* _INFORMATION PROVIDED_
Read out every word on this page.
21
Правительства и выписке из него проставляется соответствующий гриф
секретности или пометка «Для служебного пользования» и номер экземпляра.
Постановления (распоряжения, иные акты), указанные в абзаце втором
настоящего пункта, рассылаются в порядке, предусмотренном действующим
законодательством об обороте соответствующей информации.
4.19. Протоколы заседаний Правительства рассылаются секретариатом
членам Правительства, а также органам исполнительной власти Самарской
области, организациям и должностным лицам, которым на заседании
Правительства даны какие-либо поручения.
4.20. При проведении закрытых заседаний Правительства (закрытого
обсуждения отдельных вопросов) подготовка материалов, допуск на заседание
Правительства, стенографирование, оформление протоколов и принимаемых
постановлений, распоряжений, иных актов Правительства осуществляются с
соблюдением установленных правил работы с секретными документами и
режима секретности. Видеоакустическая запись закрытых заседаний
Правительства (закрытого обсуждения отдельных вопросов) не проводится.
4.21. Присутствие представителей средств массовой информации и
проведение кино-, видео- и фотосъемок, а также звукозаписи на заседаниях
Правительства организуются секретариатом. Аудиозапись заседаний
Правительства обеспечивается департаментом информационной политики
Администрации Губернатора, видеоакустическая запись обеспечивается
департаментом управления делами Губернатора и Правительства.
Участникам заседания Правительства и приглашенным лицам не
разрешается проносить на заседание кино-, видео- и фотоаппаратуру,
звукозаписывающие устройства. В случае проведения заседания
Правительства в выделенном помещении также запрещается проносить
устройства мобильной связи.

* _STATED EXERCISE_
Write out every entry verbatim.

* _WORKED ANSWER_
Read out every word on this page.
21
Правительства и выписке из него проставляется соответствующий гриф
секретности или пометка «Для служебного пользования» и номер экземпляра.
Постановления (распоряжения, иные акты), указанные в абзаце втором
настоящего пункта, рассылаются в порядке, предусмотренном действующим
законодательством об обороте соответствующей информации.
4.19. Протоколы заседаний Правительства рассылаются секретариатом
членам Правительства, а также органам исполнительной власти Самарской
области, организациям и должностным лицам, которым на заседании
Правительства даны какие-либо поручения.
4.20. При проведении закрытых заседаний Правительства (закрытого
обсуждения отдельных вопросов) подготовка материалов, допуск на заседание
Правительства, стенографирование, оформление протоколов и принимаемых
постановлений, распоряжений, иных актов Правительства осуществляются с
соблюдением установленных правил работы с секретными документами и
режима секретности. Видеоакустическая запись закрытых заседаний
Правительства (закрытого обсуждения отдельных вопросов) не проводится.
4.21. Присутствие представителей средств массовой информации и
проведение кино-, видео- и фотосъемок, а также звукозаписи на заседаниях
Правительства организуются секретариатом. Аудиозапись заседаний
Правительства обеспечивается департаментом информационной политики
Администрации Губернатора, видеоакустическая запись обеспечивается
департаментом управления делами Губернатора и Правительства.
Участникам заседания Правительства и приглашенным лицам не
разрешается проносить на заседание кино-, видео- и фотоаппаратуру,
звукозаписывающие устройства. В случае проведения заседания
Правительства в выделенном помещении также запрещается проносить
устройства мобильной связи.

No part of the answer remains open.